Extracted data entries:
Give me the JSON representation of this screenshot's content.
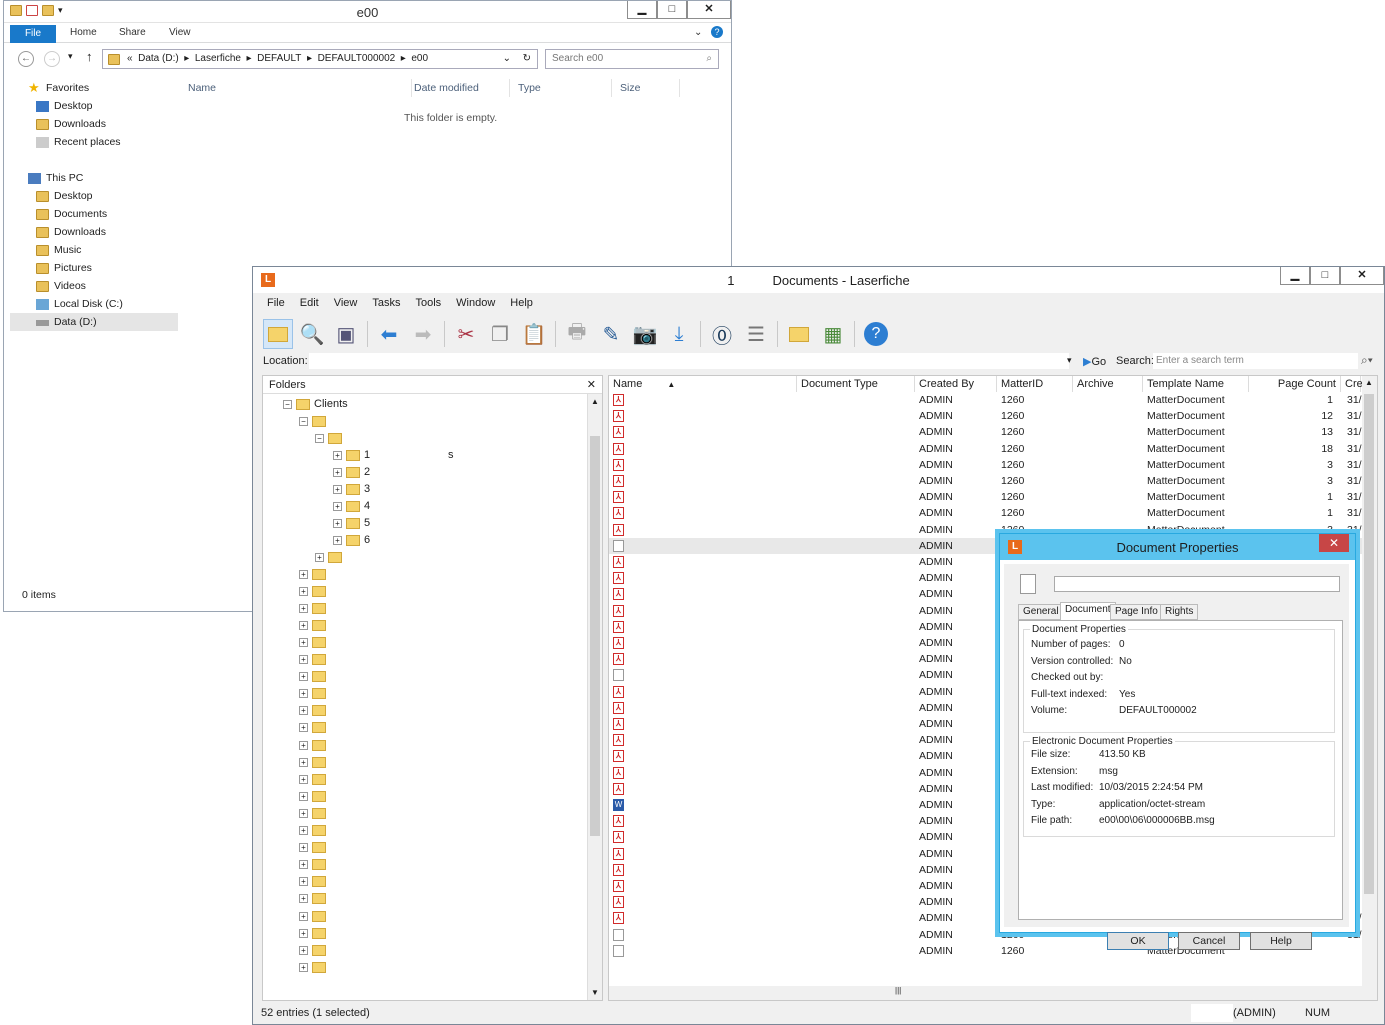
{
  "explorer": {
    "title": "e00",
    "ribbon": {
      "file": "File",
      "home": "Home",
      "share": "Share",
      "view": "View"
    },
    "address": [
      "«",
      "Data (D:)",
      "▸",
      "Laserfiche",
      "▸",
      "DEFAULT",
      "▸",
      "DEFAULT000002",
      "▸",
      "e00"
    ],
    "search_placeholder": "Search e00",
    "columns": [
      "Name",
      "Date modified",
      "Type",
      "Size"
    ],
    "empty": "This folder is empty.",
    "favorites": {
      "label": "Favorites",
      "items": [
        "Desktop",
        "Downloads",
        "Recent places"
      ]
    },
    "thispc": {
      "label": "This PC",
      "items": [
        "Desktop",
        "Documents",
        "Downloads",
        "Music",
        "Pictures",
        "Videos",
        "Local Disk (C:)",
        "Data (D:)"
      ]
    },
    "status": "0 items"
  },
  "laserfiche": {
    "title": "Documents - Laserfiche",
    "title_prefix": "1",
    "logo": "L",
    "menu": [
      "File",
      "Edit",
      "View",
      "Tasks",
      "Tools",
      "Window",
      "Help"
    ],
    "location_label": "Location:",
    "go": "Go",
    "search_label": "Search:",
    "search_placeholder": "Enter a search term",
    "folders_title": "Folders",
    "tree_root": "Clients",
    "tree_nums": [
      "1",
      "2",
      "3",
      "4",
      "5",
      "6"
    ],
    "tree_s": "s",
    "columns": [
      "Name",
      "Document Type",
      "Created By",
      "MatterID",
      "Archive",
      "Template Name",
      "Page Count",
      "Cre"
    ],
    "rows": [
      {
        "icon": "pdf",
        "by": "ADMIN",
        "matter": "1260",
        "template": "MatterDocument",
        "pages": "1",
        "cre": "31/"
      },
      {
        "icon": "pdf",
        "by": "ADMIN",
        "matter": "1260",
        "template": "MatterDocument",
        "pages": "12",
        "cre": "31/"
      },
      {
        "icon": "pdf",
        "by": "ADMIN",
        "matter": "1260",
        "template": "MatterDocument",
        "pages": "13",
        "cre": "31/"
      },
      {
        "icon": "pdf",
        "by": "ADMIN",
        "matter": "1260",
        "template": "MatterDocument",
        "pages": "18",
        "cre": "31/"
      },
      {
        "icon": "pdf",
        "by": "ADMIN",
        "matter": "1260",
        "template": "MatterDocument",
        "pages": "3",
        "cre": "31/"
      },
      {
        "icon": "pdf",
        "by": "ADMIN",
        "matter": "1260",
        "template": "MatterDocument",
        "pages": "3",
        "cre": "31/"
      },
      {
        "icon": "pdf",
        "by": "ADMIN",
        "matter": "1260",
        "template": "MatterDocument",
        "pages": "1",
        "cre": "31/"
      },
      {
        "icon": "pdf",
        "by": "ADMIN",
        "matter": "1260",
        "template": "MatterDocument",
        "pages": "1",
        "cre": "31/"
      },
      {
        "icon": "pdf",
        "by": "ADMIN",
        "matter": "1260",
        "template": "MatterDocument",
        "pages": "3",
        "cre": "31/"
      },
      {
        "icon": "blank",
        "by": "ADMIN",
        "matter": "",
        "template": "",
        "pages": "",
        "cre": ""
      },
      {
        "icon": "pdf",
        "by": "ADMIN",
        "matter": "",
        "template": "",
        "pages": "",
        "cre": ""
      },
      {
        "icon": "pdf",
        "by": "ADMIN",
        "matter": "",
        "template": "",
        "pages": "",
        "cre": ""
      },
      {
        "icon": "pdf",
        "by": "ADMIN",
        "matter": "",
        "template": "",
        "pages": "",
        "cre": ""
      },
      {
        "icon": "pdf",
        "by": "ADMIN",
        "matter": "",
        "template": "",
        "pages": "",
        "cre": ""
      },
      {
        "icon": "pdf",
        "by": "ADMIN",
        "matter": "",
        "template": "",
        "pages": "",
        "cre": ""
      },
      {
        "icon": "pdf",
        "by": "ADMIN",
        "matter": "",
        "template": "",
        "pages": "",
        "cre": ""
      },
      {
        "icon": "pdf",
        "by": "ADMIN",
        "matter": "",
        "template": "",
        "pages": "",
        "cre": ""
      },
      {
        "icon": "blank",
        "by": "ADMIN",
        "matter": "",
        "template": "",
        "pages": "",
        "cre": ""
      },
      {
        "icon": "pdf",
        "by": "ADMIN",
        "matter": "",
        "template": "",
        "pages": "",
        "cre": ""
      },
      {
        "icon": "pdf",
        "by": "ADMIN",
        "matter": "",
        "template": "",
        "pages": "",
        "cre": ""
      },
      {
        "icon": "pdf",
        "by": "ADMIN",
        "matter": "",
        "template": "",
        "pages": "",
        "cre": ""
      },
      {
        "icon": "pdf",
        "by": "ADMIN",
        "matter": "",
        "template": "",
        "pages": "",
        "cre": ""
      },
      {
        "icon": "pdf",
        "by": "ADMIN",
        "matter": "",
        "template": "",
        "pages": "",
        "cre": ""
      },
      {
        "icon": "pdf",
        "by": "ADMIN",
        "matter": "",
        "template": "",
        "pages": "",
        "cre": ""
      },
      {
        "icon": "pdf",
        "by": "ADMIN",
        "matter": "",
        "template": "",
        "pages": "",
        "cre": ""
      },
      {
        "icon": "word",
        "by": "ADMIN",
        "matter": "",
        "template": "",
        "pages": "",
        "cre": ""
      },
      {
        "icon": "pdf",
        "by": "ADMIN",
        "matter": "",
        "template": "",
        "pages": "",
        "cre": ""
      },
      {
        "icon": "pdf",
        "by": "ADMIN",
        "matter": "",
        "template": "",
        "pages": "",
        "cre": ""
      },
      {
        "icon": "pdf",
        "by": "ADMIN",
        "matter": "",
        "template": "",
        "pages": "",
        "cre": ""
      },
      {
        "icon": "pdf",
        "by": "ADMIN",
        "matter": "",
        "template": "",
        "pages": "",
        "cre": ""
      },
      {
        "icon": "pdf",
        "by": "ADMIN",
        "matter": "",
        "template": "",
        "pages": "",
        "cre": ""
      },
      {
        "icon": "pdf",
        "by": "ADMIN",
        "matter": "",
        "template": "",
        "pages": "",
        "cre": ""
      },
      {
        "icon": "pdf",
        "by": "ADMIN",
        "matter": "1260",
        "template": "MatterDocument",
        "pages": "1",
        "cre": "31/"
      },
      {
        "icon": "blank",
        "by": "ADMIN",
        "matter": "1260",
        "template": "MatterDocument",
        "pages": "",
        "cre": "31/"
      },
      {
        "icon": "blank",
        "by": "ADMIN",
        "matter": "1260",
        "template": "MatterDocument",
        "pages": "",
        "cre": ""
      }
    ],
    "status": "52 entries (1 selected)",
    "status_user": "(ADMIN)",
    "status_num": "NUM"
  },
  "dialog": {
    "title": "Document Properties",
    "logo": "L",
    "close": "✕",
    "tabs": [
      "General",
      "Document",
      "Page Info",
      "Rights"
    ],
    "group1": "Document Properties",
    "props1": [
      [
        "Number of pages:",
        "0"
      ],
      [
        "Version controlled:",
        "No"
      ],
      [
        "Checked out by:",
        ""
      ],
      [
        "Full-text indexed:",
        "Yes"
      ],
      [
        "Volume:",
        "DEFAULT000002"
      ]
    ],
    "group2": "Electronic Document Properties",
    "props2": [
      [
        "File size:",
        "413.50 KB"
      ],
      [
        "Extension:",
        "msg"
      ],
      [
        "Last modified:",
        "10/03/2015 2:24:54 PM"
      ],
      [
        "Type:",
        "application/octet-stream"
      ],
      [
        "File path:",
        "e00\\00\\06\\000006BB.msg"
      ]
    ],
    "ok": "OK",
    "cancel": "Cancel",
    "help": "Help"
  }
}
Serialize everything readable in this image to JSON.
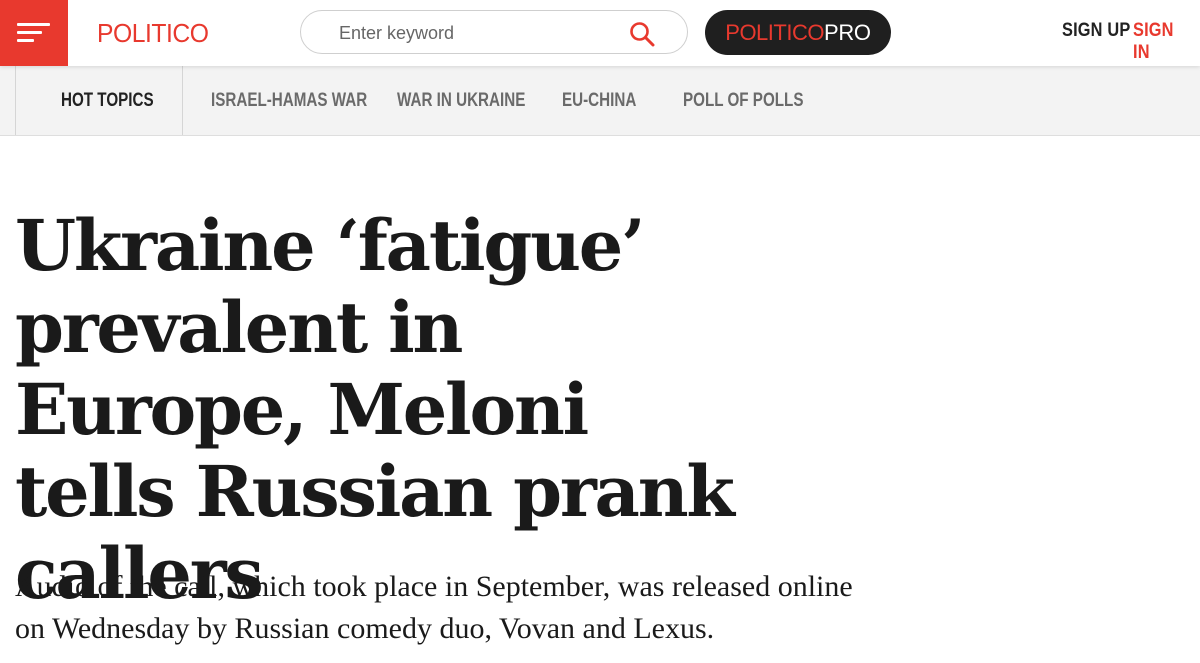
{
  "header": {
    "logo_text": "POLITICO",
    "search": {
      "placeholder": "Enter keyword",
      "value": ""
    },
    "pro": {
      "part1": "POLITICO",
      "part2": "PRO"
    },
    "sign_up": "SIGN UP",
    "sign_in": "SIGN IN",
    "colors": {
      "brand_red": "#e8392e",
      "dark": "#1f1f1f"
    }
  },
  "topics": {
    "label": "HOT TOPICS",
    "items": [
      {
        "label": "ISRAEL-HAMAS WAR"
      },
      {
        "label": "WAR IN UKRAINE"
      },
      {
        "label": "EU-CHINA"
      },
      {
        "label": "POLL OF POLLS"
      }
    ]
  },
  "article": {
    "headline": "Ukraine ‘fatigue’ prevalent in Europe, Meloni tells Russian prank callers",
    "dek": "Audio of the call, which took place in September, was released online on Wednesday by Russian comedy duo, Vovan and Lexus."
  },
  "icons": {
    "menu": "hamburger-menu-icon",
    "search": "search-icon"
  }
}
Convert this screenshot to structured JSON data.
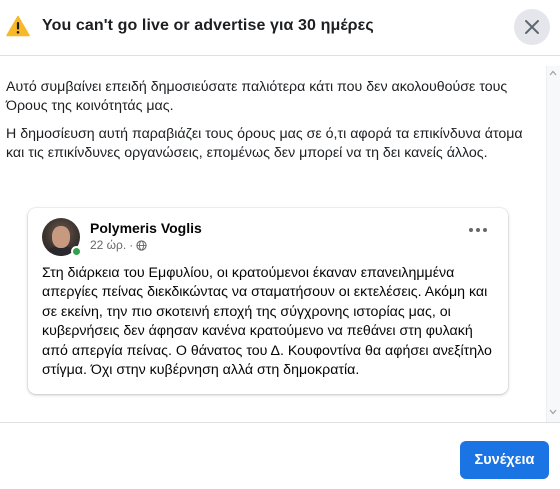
{
  "dialog": {
    "title": "You can't go live or advertise για 30 ημέρες",
    "icons": {
      "warning": "warning-triangle-icon",
      "close": "close-x-icon"
    },
    "colors": {
      "warning": "#f7b928",
      "primary": "#1b74e4"
    }
  },
  "body": {
    "paragraph_1": "Αυτό συμβαίνει επειδή δημοσιεύσατε παλιότερα κάτι που δεν ακολουθούσε τους Όρους της κοινότητάς μας.",
    "paragraph_2": "Η δημοσίευση αυτή παραβιάζει τους όρους μας σε ό,τι αφορά τα επικίνδυνα άτομα και τις επικίνδυνες οργανώσεις, επομένως δεν μπορεί να τη δει κανείς άλλος."
  },
  "post": {
    "author": "Polymeris Voglis",
    "time": "22 ώρ.",
    "separator": "·",
    "audience_icon": "globe-icon",
    "text": "Στη διάρκεια του Εμφυλίου, οι κρατούμενοι έκαναν επανειλημμένα απεργίες πείνας διεκδικώντας να σταματήσουν οι εκτελέσεις. Ακόμη και σε εκείνη, την πιο σκοτεινή εποχή της σύγχρονης ιστορίας μας, οι κυβερνήσεις δεν άφησαν κανένα κρατούμενο να πεθάνει στη φυλακή από απεργία πείνας. Ο θάνατος του Δ. Κουφοντίνα θα αφήσει ανεξίτηλο στίγμα. Όχι στην κυβέρνηση αλλά στη δημοκρατία."
  },
  "footer": {
    "continue_label": "Συνέχεια"
  }
}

— WORK TO COMPLETE —
Find the line with "Convert this screenshot" in the listing and extract it and all lines after it through the end, exactly, without the pictures.

— WORKED ANSWER —
Convert this screenshot to structured JSON data.
{
  "dialog": {
    "title": "You can't go live or advertise για 30 ημέρες",
    "icons": {
      "warning": "warning-triangle-icon",
      "close": "close-x-icon"
    },
    "colors": {
      "warning": "#f7b928",
      "primary": "#1b74e4"
    }
  },
  "body": {
    "paragraph_1": "Αυτό συμβαίνει επειδή δημοσιεύσατε παλιότερα κάτι που δεν ακολουθούσε τους Όρους της κοινότητάς μας.",
    "paragraph_2": "Η δημοσίευση αυτή παραβιάζει τους όρους μας σε ό,τι αφορά τα επικίνδυνα άτομα και τις επικίνδυνες οργανώσεις, επομένως δεν μπορεί να τη δει κανείς άλλος."
  },
  "post": {
    "author": "Polymeris Voglis",
    "time": "22 ώρ.",
    "separator": "·",
    "audience_icon": "globe-icon",
    "text": "Στη διάρκεια του Εμφυλίου, οι κρατούμενοι έκαναν επανειλημμένα απεργίες πείνας διεκδικώντας να σταματήσουν οι εκτελέσεις. Ακόμη και σε εκείνη, την πιο σκοτεινή εποχή της σύγχρονης ιστορίας μας, οι κυβερνήσεις δεν άφησαν κανένα κρατούμενο να πεθάνει στη φυλακή από απεργία πείνας. Ο θάνατος του Δ. Κουφοντίνα θα αφήσει ανεξίτηλο στίγμα. Όχι στην κυβέρνηση αλλά στη δημοκρατία."
  },
  "footer": {
    "continue_label": "Συνέχεια"
  }
}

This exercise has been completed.